Work required: Among the following entries, count the lines that contain "Baanstart" and report only the result.

※ ※ ※

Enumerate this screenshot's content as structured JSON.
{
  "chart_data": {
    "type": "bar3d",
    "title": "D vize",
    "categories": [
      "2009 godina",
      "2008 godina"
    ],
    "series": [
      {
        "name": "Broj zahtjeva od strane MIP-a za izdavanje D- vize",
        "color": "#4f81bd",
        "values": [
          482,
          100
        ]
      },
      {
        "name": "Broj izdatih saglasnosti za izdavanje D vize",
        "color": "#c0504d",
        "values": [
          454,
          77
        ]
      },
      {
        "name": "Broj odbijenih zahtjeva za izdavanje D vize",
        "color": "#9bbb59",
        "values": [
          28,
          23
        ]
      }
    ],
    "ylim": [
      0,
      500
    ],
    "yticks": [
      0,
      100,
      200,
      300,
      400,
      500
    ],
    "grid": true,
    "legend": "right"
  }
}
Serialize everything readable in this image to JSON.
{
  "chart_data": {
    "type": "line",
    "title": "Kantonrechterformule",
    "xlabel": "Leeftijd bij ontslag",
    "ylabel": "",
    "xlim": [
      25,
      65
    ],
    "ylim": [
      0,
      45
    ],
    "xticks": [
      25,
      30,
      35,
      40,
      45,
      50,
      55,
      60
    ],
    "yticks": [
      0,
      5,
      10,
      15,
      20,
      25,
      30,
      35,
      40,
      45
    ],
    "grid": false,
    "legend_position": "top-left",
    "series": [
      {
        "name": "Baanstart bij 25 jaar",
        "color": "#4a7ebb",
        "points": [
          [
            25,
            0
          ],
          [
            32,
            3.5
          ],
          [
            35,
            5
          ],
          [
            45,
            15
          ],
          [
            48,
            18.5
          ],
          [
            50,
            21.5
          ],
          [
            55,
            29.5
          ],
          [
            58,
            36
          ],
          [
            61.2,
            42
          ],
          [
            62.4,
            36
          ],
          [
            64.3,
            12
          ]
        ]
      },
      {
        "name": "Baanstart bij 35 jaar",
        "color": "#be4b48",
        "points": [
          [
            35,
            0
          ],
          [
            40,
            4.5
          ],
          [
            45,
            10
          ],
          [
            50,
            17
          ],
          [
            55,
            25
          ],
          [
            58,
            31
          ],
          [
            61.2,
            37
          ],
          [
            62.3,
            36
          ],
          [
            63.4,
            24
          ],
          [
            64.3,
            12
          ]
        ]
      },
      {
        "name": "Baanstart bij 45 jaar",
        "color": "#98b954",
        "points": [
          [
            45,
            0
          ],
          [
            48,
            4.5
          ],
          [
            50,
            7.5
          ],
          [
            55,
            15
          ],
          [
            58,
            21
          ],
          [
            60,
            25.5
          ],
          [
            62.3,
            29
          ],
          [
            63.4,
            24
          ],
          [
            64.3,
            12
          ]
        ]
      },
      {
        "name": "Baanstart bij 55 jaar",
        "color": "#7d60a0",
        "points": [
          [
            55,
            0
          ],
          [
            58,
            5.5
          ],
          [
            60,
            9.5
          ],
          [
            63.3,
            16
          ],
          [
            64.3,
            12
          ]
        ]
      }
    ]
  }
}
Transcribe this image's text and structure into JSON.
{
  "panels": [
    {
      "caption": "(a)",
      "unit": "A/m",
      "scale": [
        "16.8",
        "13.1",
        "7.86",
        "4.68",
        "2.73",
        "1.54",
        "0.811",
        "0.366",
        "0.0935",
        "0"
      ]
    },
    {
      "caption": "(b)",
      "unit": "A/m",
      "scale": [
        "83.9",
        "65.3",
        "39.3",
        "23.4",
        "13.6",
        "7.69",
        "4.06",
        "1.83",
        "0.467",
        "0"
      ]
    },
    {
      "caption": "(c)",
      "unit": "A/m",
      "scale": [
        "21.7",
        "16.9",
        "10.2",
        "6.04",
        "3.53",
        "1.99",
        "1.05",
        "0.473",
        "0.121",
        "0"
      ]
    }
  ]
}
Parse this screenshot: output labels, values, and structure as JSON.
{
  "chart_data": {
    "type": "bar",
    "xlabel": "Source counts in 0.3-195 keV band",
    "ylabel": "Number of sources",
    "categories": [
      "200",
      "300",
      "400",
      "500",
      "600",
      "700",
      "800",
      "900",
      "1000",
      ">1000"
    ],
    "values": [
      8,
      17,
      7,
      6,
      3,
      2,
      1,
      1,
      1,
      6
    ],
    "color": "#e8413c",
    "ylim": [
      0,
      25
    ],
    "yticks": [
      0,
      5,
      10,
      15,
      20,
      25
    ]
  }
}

※ ※ ※

Solution to the exercise: 4